* [DATA ROWS]
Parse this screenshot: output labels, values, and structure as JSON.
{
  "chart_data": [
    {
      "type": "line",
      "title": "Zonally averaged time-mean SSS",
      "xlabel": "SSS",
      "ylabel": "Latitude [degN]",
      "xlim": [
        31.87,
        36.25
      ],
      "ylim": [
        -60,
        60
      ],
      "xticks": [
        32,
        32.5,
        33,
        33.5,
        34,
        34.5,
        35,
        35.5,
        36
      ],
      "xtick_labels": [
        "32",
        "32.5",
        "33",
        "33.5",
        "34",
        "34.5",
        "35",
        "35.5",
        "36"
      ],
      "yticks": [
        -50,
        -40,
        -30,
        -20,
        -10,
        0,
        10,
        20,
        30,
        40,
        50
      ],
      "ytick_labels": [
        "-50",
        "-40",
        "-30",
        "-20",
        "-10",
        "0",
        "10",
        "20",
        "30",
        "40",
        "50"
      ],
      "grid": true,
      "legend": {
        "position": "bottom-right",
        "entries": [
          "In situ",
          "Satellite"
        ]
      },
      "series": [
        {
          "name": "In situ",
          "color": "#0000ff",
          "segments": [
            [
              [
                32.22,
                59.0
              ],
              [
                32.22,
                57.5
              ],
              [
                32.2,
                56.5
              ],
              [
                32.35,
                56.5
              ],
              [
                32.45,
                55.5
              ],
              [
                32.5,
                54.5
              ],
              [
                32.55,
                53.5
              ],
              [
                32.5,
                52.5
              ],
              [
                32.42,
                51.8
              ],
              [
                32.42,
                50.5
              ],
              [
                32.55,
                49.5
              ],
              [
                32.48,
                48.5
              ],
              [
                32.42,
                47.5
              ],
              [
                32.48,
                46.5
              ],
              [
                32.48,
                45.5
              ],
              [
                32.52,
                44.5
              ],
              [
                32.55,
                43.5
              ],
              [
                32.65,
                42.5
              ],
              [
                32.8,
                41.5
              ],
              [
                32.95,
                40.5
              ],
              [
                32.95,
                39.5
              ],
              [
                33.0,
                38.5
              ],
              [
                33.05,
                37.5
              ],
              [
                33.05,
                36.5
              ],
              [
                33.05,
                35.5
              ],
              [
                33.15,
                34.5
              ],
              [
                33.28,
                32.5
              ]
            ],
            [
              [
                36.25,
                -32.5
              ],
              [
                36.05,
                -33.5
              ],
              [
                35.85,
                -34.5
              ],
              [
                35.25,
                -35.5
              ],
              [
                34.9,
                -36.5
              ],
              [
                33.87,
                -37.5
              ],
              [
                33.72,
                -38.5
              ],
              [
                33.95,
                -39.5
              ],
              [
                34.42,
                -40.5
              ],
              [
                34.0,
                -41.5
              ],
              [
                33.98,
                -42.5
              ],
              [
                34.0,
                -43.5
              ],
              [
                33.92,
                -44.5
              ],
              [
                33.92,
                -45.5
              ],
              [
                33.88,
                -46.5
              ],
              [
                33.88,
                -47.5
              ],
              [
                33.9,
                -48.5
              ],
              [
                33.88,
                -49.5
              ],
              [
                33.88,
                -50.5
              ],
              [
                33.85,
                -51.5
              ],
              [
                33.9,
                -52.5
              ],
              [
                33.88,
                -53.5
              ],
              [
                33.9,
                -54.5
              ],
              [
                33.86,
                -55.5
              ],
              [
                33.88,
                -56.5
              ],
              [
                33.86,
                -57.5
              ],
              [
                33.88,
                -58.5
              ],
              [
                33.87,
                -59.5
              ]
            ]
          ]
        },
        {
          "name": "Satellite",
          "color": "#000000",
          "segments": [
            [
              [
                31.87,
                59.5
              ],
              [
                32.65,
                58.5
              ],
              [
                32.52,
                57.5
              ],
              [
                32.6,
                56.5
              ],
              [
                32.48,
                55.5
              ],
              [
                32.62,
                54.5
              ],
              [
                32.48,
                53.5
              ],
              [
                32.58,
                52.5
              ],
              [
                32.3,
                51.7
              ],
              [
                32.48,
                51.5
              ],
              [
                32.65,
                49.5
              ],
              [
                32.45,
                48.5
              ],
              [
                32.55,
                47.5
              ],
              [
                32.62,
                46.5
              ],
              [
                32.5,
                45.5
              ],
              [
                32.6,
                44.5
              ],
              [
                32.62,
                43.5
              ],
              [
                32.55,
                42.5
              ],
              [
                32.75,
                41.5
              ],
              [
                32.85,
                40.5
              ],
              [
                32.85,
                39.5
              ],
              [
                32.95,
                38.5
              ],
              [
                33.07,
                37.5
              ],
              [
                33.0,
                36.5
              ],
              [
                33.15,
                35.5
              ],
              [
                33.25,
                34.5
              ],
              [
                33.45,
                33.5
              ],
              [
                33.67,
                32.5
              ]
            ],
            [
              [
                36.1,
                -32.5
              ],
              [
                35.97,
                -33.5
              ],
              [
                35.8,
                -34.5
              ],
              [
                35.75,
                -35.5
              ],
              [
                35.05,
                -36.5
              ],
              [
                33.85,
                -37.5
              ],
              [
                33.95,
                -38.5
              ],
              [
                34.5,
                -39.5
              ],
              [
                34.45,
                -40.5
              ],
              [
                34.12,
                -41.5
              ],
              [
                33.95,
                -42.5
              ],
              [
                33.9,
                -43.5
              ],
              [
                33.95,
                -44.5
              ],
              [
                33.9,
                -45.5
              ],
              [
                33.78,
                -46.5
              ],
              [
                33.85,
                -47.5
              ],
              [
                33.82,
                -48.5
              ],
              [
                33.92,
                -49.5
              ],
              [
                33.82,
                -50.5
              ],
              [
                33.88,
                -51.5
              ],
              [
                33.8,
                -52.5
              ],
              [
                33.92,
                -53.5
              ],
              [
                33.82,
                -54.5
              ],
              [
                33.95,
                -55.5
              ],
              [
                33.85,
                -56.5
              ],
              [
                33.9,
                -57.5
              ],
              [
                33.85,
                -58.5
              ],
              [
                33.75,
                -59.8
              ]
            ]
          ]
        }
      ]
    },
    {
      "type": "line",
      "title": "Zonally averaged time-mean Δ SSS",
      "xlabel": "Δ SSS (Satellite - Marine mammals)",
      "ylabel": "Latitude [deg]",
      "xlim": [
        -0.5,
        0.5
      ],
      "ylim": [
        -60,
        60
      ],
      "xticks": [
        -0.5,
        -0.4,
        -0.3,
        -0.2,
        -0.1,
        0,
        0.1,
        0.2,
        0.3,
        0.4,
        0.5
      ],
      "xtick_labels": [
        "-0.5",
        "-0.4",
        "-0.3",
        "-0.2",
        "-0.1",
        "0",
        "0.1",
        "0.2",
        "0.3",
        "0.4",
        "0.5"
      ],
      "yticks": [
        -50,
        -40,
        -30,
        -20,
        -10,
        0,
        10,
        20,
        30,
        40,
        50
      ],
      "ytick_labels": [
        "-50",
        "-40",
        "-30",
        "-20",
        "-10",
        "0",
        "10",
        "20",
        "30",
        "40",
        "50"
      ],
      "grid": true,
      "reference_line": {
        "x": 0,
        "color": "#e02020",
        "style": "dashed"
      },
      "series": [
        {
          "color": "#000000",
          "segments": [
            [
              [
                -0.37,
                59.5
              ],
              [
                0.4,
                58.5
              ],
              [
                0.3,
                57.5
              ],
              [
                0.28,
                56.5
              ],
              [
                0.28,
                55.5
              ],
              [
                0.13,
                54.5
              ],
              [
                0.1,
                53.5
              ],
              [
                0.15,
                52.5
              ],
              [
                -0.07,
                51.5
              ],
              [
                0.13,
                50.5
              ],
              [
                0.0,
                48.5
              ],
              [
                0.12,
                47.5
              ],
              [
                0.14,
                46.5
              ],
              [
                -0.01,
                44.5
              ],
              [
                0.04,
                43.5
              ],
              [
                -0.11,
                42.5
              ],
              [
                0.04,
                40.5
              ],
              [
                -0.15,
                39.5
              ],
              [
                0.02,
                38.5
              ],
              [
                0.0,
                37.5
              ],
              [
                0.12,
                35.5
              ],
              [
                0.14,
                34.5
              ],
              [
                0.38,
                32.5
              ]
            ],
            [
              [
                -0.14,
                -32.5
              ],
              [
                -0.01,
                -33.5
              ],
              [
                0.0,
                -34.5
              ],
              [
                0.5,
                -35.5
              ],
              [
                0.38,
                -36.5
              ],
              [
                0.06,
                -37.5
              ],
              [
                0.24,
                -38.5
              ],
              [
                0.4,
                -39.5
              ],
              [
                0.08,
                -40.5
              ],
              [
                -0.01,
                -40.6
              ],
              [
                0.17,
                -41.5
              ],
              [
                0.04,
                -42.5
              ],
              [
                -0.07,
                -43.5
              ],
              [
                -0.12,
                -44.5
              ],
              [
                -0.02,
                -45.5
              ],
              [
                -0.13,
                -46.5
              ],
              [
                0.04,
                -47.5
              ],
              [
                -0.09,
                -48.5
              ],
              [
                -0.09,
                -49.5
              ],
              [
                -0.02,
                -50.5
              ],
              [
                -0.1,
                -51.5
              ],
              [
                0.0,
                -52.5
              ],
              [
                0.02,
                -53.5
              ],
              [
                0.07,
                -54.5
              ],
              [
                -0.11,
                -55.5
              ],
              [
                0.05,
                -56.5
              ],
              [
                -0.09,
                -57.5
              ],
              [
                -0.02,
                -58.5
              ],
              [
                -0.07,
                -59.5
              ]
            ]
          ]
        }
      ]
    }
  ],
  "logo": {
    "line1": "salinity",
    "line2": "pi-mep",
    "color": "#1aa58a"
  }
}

* [SHORT TASK] Copy every line from the records above that contains the word "xlabel".

* [TASK RESPONSE]
      "xlabel": "SSS",
      "xlabel": "Δ SSS (Satellite - Marine mammals)",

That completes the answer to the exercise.